■ Problem statement: Report how many lines include the word "POSSESSION", and nothing besides that number.

■ Source data:
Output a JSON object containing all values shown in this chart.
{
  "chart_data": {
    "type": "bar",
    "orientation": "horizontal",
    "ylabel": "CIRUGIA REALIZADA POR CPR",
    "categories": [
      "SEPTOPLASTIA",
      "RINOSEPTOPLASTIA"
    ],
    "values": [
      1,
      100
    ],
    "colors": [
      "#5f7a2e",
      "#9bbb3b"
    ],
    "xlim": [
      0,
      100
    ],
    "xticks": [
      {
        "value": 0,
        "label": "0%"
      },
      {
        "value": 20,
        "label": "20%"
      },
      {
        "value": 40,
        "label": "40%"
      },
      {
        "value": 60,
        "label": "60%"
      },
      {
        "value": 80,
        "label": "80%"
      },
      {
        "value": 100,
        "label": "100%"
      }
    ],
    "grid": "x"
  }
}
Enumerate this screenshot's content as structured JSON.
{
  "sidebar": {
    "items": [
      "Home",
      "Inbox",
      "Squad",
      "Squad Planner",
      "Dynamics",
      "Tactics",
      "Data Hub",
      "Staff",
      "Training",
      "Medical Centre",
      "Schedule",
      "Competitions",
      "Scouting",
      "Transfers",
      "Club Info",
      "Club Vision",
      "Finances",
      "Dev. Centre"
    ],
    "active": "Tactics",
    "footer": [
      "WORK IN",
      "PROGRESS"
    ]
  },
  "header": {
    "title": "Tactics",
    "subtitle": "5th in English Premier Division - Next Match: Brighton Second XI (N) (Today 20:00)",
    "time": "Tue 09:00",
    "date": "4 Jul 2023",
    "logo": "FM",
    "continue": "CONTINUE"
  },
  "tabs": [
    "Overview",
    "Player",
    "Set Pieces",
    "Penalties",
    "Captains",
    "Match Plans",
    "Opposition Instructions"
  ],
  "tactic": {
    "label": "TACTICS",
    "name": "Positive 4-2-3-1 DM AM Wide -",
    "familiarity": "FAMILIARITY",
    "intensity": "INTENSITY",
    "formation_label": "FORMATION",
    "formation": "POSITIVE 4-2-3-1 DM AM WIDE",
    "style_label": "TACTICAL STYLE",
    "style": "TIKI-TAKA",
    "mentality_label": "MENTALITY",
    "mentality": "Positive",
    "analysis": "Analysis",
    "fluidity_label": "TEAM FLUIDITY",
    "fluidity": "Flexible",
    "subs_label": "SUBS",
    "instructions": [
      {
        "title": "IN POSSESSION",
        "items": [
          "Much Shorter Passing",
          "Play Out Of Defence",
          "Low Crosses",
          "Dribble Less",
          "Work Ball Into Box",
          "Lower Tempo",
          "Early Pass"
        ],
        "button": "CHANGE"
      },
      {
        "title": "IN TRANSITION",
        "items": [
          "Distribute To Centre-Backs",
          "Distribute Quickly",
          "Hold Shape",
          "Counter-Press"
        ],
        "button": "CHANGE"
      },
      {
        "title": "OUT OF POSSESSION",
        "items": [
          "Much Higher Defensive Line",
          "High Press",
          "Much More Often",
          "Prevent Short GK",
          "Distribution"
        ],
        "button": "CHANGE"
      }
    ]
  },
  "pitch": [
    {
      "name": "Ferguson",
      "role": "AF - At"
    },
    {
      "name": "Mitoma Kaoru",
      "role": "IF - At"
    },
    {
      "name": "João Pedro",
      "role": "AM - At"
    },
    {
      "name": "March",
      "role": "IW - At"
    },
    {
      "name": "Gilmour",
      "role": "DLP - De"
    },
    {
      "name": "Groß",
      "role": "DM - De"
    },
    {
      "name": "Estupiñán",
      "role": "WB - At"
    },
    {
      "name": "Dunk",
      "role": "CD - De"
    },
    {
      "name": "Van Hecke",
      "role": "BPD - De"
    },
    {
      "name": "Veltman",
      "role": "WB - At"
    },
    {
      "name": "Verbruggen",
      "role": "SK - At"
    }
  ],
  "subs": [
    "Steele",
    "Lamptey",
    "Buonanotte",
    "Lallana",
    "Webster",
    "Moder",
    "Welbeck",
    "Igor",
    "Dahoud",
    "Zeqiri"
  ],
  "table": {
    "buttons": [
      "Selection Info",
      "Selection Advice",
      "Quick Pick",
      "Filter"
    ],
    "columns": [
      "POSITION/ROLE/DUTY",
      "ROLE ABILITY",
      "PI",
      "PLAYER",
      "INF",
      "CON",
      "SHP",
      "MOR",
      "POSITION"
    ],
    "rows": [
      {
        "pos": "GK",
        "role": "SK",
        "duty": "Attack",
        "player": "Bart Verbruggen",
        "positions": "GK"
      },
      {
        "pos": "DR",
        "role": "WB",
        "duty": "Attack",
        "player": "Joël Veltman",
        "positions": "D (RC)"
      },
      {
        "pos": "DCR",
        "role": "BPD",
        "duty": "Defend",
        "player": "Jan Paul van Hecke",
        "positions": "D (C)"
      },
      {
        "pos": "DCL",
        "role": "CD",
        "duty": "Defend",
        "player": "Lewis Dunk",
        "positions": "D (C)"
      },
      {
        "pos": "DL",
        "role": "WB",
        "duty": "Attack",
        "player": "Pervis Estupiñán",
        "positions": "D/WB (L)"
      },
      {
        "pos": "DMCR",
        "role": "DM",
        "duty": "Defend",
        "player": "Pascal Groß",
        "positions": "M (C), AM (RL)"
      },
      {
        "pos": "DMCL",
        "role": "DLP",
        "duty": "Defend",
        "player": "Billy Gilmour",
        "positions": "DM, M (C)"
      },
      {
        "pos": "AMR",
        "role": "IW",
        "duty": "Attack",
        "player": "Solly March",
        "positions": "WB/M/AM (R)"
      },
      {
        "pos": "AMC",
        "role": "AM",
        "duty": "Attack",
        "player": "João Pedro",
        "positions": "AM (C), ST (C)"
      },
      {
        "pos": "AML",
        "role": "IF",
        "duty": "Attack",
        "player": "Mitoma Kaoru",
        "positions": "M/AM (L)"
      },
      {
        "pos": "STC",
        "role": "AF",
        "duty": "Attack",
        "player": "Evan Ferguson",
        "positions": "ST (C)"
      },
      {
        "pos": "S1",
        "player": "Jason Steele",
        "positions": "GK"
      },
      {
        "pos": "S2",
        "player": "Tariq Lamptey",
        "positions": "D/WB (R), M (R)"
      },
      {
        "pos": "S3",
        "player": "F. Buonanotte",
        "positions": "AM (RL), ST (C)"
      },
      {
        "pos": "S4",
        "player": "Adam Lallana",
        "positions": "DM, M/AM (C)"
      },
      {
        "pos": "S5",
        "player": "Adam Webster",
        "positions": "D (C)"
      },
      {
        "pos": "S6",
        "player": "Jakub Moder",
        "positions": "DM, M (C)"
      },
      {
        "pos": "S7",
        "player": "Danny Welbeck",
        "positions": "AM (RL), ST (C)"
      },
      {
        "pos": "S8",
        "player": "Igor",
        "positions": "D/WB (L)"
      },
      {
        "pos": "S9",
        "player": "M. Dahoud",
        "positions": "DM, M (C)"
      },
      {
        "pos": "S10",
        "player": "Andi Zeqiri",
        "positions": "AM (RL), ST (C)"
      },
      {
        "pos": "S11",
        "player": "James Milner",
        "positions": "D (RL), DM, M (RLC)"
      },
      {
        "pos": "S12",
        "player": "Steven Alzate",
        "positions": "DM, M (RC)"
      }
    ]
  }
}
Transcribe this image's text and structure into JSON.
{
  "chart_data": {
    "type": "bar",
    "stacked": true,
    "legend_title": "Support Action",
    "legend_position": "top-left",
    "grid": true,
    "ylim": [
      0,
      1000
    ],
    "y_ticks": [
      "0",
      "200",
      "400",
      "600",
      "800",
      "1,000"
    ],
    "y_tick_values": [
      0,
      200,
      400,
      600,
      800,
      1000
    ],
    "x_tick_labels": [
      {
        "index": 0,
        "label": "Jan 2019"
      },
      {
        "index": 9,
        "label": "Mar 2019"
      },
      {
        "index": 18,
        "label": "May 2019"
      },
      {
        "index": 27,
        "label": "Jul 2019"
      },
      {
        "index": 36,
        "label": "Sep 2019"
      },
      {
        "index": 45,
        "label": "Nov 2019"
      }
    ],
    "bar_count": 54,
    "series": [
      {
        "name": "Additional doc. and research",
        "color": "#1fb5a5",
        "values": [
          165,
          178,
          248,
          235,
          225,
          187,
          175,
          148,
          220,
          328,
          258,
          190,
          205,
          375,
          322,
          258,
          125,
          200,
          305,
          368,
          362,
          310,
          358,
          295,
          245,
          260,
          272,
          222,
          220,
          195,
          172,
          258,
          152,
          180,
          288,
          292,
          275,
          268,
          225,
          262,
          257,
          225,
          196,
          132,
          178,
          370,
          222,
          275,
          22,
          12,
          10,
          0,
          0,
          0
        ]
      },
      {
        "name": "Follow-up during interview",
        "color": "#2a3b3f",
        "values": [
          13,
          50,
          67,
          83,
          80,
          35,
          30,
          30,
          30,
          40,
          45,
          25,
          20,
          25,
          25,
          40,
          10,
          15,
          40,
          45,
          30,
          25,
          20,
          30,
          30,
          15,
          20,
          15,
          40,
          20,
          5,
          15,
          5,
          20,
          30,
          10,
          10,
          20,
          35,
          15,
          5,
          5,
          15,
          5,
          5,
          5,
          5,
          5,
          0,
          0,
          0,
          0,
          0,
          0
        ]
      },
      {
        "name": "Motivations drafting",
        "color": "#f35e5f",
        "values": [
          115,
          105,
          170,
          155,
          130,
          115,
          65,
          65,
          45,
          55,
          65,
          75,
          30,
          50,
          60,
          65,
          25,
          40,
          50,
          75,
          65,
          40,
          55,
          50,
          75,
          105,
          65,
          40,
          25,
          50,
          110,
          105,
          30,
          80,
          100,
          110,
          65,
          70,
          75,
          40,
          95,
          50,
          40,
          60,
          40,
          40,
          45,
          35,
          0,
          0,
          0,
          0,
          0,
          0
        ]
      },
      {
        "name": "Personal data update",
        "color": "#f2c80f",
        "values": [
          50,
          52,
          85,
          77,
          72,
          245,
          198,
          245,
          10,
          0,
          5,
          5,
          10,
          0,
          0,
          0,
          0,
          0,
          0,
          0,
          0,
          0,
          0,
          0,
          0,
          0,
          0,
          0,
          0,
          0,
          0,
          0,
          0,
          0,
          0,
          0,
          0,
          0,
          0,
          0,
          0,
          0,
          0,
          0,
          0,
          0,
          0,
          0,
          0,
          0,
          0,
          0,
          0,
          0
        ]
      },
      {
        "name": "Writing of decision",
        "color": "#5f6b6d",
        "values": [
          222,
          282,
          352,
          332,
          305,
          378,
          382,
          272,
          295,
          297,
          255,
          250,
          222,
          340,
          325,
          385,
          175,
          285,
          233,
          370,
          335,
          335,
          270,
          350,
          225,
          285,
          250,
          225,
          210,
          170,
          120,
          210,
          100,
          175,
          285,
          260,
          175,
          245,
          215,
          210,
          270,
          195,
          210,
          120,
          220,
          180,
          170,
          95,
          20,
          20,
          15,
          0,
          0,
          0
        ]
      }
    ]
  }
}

■ Reply to the task: 2